Extracted records:

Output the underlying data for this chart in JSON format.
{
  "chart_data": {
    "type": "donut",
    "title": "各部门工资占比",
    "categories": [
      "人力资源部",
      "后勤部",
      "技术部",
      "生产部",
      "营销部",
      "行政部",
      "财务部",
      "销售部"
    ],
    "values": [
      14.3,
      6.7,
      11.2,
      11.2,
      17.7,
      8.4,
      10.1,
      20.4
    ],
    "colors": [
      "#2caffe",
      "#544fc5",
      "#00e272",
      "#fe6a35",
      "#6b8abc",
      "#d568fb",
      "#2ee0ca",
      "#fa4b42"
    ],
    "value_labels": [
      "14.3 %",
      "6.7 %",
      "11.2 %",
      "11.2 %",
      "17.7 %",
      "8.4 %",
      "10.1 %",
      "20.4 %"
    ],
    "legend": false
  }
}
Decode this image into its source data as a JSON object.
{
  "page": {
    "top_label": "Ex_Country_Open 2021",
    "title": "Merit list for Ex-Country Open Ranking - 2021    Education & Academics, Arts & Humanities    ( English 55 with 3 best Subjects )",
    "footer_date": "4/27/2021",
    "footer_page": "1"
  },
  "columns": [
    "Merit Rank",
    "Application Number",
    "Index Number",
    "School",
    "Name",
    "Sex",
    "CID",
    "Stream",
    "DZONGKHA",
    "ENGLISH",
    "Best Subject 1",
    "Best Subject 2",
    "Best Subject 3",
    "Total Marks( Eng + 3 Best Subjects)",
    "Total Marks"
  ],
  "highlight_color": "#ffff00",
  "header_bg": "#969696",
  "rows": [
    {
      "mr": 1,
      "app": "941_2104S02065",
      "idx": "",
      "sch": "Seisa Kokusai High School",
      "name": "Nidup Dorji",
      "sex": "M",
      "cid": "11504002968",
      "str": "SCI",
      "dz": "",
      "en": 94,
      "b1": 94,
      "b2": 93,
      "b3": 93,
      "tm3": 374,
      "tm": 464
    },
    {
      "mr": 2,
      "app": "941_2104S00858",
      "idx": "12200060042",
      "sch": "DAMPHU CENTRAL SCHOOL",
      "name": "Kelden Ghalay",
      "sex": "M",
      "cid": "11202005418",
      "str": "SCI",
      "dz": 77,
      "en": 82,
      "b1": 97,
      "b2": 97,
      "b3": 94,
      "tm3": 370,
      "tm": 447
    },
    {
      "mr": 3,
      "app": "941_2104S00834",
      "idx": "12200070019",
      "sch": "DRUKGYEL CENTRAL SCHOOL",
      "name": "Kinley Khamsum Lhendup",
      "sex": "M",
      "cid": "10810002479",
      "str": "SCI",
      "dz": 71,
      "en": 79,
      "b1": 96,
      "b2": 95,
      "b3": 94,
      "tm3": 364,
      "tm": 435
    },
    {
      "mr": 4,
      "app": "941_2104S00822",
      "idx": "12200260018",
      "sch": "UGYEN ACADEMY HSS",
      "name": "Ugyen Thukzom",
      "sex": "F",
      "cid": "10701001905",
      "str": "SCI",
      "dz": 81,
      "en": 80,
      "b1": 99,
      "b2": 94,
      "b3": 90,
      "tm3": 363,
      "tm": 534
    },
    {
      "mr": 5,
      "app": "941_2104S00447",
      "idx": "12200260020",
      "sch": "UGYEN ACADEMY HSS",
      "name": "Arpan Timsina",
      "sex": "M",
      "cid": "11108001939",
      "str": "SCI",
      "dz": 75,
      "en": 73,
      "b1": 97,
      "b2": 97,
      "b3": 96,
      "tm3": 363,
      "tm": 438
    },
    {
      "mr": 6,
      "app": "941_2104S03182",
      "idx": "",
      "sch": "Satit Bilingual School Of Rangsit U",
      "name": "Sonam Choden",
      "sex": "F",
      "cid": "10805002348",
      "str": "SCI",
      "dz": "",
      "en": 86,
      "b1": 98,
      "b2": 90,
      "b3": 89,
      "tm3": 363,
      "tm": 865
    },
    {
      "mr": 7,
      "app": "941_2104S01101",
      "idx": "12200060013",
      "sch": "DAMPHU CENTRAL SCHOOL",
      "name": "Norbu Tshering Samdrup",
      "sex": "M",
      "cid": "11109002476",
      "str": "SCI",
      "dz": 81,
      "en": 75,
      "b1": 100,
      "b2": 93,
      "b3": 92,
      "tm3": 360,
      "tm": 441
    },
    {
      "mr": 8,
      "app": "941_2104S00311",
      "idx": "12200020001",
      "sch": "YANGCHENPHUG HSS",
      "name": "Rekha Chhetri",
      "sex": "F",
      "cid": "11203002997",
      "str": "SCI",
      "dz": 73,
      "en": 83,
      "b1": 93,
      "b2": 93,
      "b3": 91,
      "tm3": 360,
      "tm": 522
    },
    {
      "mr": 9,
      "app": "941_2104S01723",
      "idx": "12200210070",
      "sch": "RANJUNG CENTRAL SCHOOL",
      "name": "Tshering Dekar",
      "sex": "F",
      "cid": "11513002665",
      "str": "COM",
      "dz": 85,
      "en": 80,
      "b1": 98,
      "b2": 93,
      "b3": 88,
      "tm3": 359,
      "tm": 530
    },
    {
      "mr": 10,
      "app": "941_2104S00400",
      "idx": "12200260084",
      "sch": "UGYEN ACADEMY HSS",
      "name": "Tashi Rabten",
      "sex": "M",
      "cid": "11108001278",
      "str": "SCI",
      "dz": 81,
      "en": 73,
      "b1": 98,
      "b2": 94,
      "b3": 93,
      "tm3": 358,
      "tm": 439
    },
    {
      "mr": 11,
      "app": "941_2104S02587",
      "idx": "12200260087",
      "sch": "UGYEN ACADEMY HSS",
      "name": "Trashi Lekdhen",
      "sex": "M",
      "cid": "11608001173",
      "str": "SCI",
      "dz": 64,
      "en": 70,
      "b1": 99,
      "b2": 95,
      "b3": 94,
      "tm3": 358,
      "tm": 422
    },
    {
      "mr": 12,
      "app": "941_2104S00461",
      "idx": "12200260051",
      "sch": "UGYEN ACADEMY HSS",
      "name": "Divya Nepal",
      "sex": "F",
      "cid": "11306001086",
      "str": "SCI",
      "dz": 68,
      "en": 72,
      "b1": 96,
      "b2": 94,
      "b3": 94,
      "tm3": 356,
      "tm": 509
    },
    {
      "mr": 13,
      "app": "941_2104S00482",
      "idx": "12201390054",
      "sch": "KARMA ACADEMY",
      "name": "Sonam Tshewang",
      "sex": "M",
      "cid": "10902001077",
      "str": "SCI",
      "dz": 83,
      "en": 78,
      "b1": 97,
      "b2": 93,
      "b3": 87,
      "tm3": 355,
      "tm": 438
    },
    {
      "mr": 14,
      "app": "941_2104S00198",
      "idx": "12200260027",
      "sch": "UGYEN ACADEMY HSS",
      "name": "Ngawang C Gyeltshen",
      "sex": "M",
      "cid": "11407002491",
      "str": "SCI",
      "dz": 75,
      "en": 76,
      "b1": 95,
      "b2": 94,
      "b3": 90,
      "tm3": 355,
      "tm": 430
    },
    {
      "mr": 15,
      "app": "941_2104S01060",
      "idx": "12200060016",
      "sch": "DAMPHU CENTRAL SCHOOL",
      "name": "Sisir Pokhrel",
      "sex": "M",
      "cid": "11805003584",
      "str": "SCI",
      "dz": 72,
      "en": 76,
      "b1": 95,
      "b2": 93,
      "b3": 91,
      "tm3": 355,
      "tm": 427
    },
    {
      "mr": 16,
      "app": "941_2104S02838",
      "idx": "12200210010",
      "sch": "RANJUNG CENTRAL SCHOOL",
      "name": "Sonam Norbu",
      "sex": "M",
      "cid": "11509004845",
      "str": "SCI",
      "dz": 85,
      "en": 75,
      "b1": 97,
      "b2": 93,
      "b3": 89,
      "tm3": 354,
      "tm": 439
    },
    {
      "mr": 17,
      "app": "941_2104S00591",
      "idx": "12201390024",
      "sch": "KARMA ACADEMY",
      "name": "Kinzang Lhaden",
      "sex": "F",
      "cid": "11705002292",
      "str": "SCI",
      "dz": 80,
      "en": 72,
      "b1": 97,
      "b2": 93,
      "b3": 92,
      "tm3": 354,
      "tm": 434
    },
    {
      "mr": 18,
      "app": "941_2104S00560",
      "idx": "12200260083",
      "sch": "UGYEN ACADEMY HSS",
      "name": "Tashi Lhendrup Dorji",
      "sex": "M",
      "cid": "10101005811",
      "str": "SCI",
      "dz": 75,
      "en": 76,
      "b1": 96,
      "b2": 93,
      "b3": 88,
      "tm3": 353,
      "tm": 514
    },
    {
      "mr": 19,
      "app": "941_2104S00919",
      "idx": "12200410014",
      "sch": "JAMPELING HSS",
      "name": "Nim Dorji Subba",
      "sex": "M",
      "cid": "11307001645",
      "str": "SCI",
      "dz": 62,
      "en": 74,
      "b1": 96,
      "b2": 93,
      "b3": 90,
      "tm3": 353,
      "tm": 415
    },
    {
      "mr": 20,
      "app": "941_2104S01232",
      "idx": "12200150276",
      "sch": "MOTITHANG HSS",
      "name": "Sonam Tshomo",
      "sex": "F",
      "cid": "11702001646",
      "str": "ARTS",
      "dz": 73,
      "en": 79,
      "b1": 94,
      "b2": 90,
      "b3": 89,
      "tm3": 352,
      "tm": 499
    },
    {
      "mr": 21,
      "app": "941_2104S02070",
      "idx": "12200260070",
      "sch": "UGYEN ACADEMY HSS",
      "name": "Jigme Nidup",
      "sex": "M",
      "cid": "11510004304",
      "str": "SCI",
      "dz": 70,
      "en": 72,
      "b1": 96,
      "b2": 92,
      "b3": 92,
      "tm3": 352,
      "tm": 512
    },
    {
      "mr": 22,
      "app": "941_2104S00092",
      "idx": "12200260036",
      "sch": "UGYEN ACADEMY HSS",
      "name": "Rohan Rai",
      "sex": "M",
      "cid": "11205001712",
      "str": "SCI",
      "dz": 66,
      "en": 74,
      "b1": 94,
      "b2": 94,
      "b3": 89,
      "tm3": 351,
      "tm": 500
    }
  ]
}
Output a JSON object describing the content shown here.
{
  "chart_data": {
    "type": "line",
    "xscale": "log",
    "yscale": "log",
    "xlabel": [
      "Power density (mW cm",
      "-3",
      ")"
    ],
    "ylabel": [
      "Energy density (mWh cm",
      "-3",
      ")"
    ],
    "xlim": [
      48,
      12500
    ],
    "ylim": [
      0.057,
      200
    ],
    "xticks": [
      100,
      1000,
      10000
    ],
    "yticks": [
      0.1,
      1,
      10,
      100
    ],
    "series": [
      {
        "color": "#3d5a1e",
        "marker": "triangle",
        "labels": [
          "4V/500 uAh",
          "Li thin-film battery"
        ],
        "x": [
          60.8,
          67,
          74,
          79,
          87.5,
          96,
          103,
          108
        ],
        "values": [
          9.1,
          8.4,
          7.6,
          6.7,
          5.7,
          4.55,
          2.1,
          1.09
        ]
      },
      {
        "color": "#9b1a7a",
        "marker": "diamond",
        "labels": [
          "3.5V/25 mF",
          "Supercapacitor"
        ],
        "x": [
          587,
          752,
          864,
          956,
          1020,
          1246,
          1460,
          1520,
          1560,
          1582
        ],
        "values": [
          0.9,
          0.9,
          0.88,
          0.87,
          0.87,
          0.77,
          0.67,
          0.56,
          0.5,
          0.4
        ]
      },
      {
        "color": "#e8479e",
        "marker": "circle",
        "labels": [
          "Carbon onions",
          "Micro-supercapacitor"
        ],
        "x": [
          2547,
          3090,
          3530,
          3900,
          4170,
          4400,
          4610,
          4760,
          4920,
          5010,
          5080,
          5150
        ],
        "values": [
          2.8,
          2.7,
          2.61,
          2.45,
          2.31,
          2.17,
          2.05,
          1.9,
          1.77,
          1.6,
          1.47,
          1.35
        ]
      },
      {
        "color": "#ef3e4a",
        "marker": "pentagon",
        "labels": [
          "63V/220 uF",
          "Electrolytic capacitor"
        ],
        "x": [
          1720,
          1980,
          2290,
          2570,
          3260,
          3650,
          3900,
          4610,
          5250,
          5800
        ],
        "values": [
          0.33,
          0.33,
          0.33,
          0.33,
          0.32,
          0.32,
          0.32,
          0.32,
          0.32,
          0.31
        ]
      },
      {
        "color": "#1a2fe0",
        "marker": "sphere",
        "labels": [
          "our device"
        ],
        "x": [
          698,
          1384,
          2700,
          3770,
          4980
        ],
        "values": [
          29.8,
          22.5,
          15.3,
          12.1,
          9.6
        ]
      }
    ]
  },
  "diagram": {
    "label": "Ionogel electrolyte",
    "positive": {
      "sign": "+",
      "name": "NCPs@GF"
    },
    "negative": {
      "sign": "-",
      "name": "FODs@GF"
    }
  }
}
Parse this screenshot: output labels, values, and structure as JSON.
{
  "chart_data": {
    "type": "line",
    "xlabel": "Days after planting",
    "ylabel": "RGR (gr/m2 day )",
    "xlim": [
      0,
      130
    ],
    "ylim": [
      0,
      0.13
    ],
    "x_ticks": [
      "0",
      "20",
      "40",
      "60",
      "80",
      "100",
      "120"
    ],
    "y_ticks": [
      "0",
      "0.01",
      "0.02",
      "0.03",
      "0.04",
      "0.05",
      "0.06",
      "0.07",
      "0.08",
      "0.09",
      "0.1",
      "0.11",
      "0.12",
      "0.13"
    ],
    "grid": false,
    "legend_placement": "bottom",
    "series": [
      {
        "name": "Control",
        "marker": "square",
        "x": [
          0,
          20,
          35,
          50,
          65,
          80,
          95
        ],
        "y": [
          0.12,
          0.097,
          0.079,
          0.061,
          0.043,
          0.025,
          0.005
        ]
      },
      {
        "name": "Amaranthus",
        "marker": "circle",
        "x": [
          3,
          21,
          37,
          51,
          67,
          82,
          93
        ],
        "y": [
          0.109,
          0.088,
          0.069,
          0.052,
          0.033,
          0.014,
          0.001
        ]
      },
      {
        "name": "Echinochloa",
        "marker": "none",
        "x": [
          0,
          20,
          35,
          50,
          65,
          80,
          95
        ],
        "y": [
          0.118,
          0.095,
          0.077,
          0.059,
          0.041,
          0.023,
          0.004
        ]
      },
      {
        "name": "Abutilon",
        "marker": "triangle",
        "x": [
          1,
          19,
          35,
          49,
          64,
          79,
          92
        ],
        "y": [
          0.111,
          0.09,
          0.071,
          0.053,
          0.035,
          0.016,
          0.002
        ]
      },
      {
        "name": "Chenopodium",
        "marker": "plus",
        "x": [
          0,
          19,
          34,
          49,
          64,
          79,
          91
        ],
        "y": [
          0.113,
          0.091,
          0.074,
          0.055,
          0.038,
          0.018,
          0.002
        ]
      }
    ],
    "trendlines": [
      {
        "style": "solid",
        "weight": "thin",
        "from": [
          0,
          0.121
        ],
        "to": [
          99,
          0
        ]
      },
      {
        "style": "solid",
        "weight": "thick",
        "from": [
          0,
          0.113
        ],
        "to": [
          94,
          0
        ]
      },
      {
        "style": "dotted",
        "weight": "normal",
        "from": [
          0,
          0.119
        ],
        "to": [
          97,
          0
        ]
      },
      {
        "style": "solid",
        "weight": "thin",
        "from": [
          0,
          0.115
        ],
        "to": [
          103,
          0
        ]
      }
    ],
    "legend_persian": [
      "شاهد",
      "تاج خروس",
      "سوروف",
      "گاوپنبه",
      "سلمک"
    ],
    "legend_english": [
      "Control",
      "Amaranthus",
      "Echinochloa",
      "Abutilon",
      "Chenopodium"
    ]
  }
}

Set problem: What is the number of lines above that contain the string "Dorji"? Answer with the number alone.

Exercise response: 3